Extracted records:
=====

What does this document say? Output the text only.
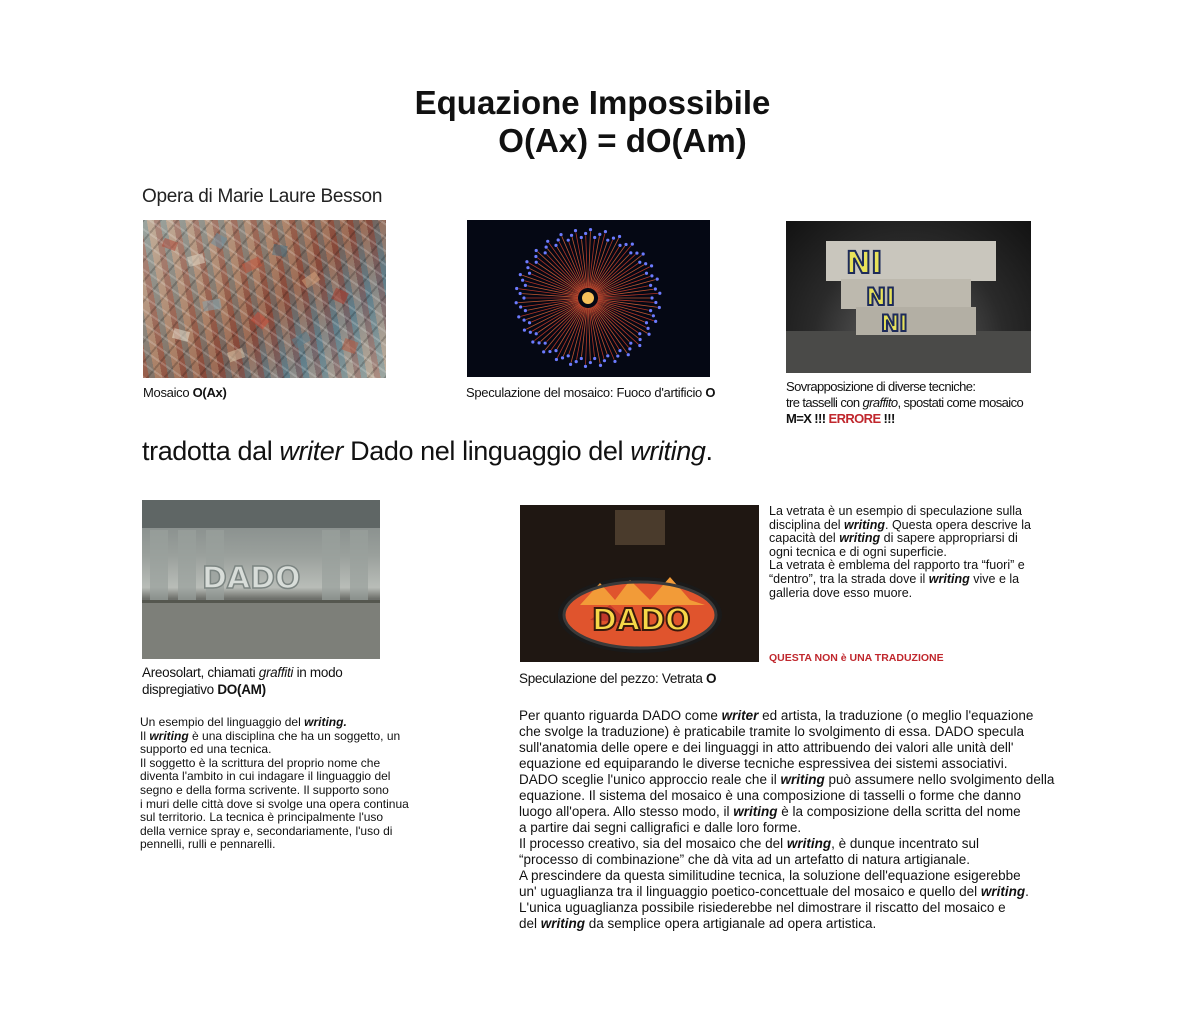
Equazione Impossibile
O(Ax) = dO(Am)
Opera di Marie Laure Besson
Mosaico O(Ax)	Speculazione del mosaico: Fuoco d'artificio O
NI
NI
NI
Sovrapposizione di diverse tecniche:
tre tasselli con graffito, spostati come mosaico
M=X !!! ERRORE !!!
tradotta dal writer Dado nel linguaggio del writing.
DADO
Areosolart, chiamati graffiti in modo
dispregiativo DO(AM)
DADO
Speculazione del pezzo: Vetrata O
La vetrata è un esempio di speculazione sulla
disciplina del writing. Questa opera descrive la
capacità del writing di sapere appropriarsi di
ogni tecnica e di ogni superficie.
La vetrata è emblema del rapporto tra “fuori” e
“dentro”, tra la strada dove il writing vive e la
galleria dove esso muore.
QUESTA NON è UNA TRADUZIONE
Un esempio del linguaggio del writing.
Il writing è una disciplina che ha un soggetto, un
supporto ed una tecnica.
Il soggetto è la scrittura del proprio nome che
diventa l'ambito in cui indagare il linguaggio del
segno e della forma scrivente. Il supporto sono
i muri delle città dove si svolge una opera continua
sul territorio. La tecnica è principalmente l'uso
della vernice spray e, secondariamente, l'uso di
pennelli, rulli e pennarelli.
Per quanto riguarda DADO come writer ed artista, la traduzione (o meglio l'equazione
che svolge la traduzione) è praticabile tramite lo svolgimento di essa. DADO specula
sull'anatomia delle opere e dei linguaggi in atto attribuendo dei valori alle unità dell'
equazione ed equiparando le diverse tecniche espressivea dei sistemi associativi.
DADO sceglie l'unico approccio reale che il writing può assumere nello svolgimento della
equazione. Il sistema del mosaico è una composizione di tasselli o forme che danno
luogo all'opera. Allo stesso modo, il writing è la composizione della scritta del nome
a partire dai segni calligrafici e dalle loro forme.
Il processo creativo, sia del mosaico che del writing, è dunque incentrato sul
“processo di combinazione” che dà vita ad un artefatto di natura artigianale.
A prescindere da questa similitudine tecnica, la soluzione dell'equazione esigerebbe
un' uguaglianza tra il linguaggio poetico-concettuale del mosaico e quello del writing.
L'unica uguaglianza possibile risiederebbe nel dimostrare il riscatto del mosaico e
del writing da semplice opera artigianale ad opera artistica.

=====

Aim of the task: Reproduce each entry precisely, dropping only the pictures.

Written response:
What does this document say? Output the text only.
Equazione Impossibile
O(Ax) = dO(Am)
Opera di Marie Laure Besson
Mosaico O(Ax)	Speculazione del mosaico: Fuoco d'artificio O
NI
NI
NI
Sovrapposizione di diverse tecniche:
tre tasselli con graffito, spostati come mosaico
M=X !!! ERRORE !!!
tradotta dal writer Dado nel linguaggio del writing.
DADO
Areosolart, chiamati graffiti in modo
dispregiativo DO(AM)
DADO
Speculazione del pezzo: Vetrata O
La vetrata è un esempio di speculazione sulla
disciplina del writing. Questa opera descrive la
capacità del writing di sapere appropriarsi di
ogni tecnica e di ogni superficie.
La vetrata è emblema del rapporto tra “fuori” e
“dentro”, tra la strada dove il writing vive e la
galleria dove esso muore.
QUESTA NON è UNA TRADUZIONE
Un esempio del linguaggio del writing.
Il writing è una disciplina che ha un soggetto, un
supporto ed una tecnica.
Il soggetto è la scrittura del proprio nome che
diventa l'ambito in cui indagare il linguaggio del
segno e della forma scrivente. Il supporto sono
i muri delle città dove si svolge una opera continua
sul territorio. La tecnica è principalmente l'uso
della vernice spray e, secondariamente, l'uso di
pennelli, rulli e pennarelli.
Per quanto riguarda DADO come writer ed artista, la traduzione (o meglio l'equazione
che svolge la traduzione) è praticabile tramite lo svolgimento di essa. DADO specula
sull'anatomia delle opere e dei linguaggi in atto attribuendo dei valori alle unità dell'
equazione ed equiparando le diverse tecniche espressivea dei sistemi associativi.
DADO sceglie l'unico approccio reale che il writing può assumere nello svolgimento della
equazione. Il sistema del mosaico è una composizione di tasselli o forme che danno
luogo all'opera. Allo stesso modo, il writing è la composizione della scritta del nome
a partire dai segni calligrafici e dalle loro forme.
Il processo creativo, sia del mosaico che del writing, è dunque incentrato sul
“processo di combinazione” che dà vita ad un artefatto di natura artigianale.
A prescindere da questa similitudine tecnica, la soluzione dell'equazione esigerebbe
un' uguaglianza tra il linguaggio poetico-concettuale del mosaico e quello del writing.
L'unica uguaglianza possibile risiederebbe nel dimostrare il riscatto del mosaico e
del writing da semplice opera artigianale ad opera artistica.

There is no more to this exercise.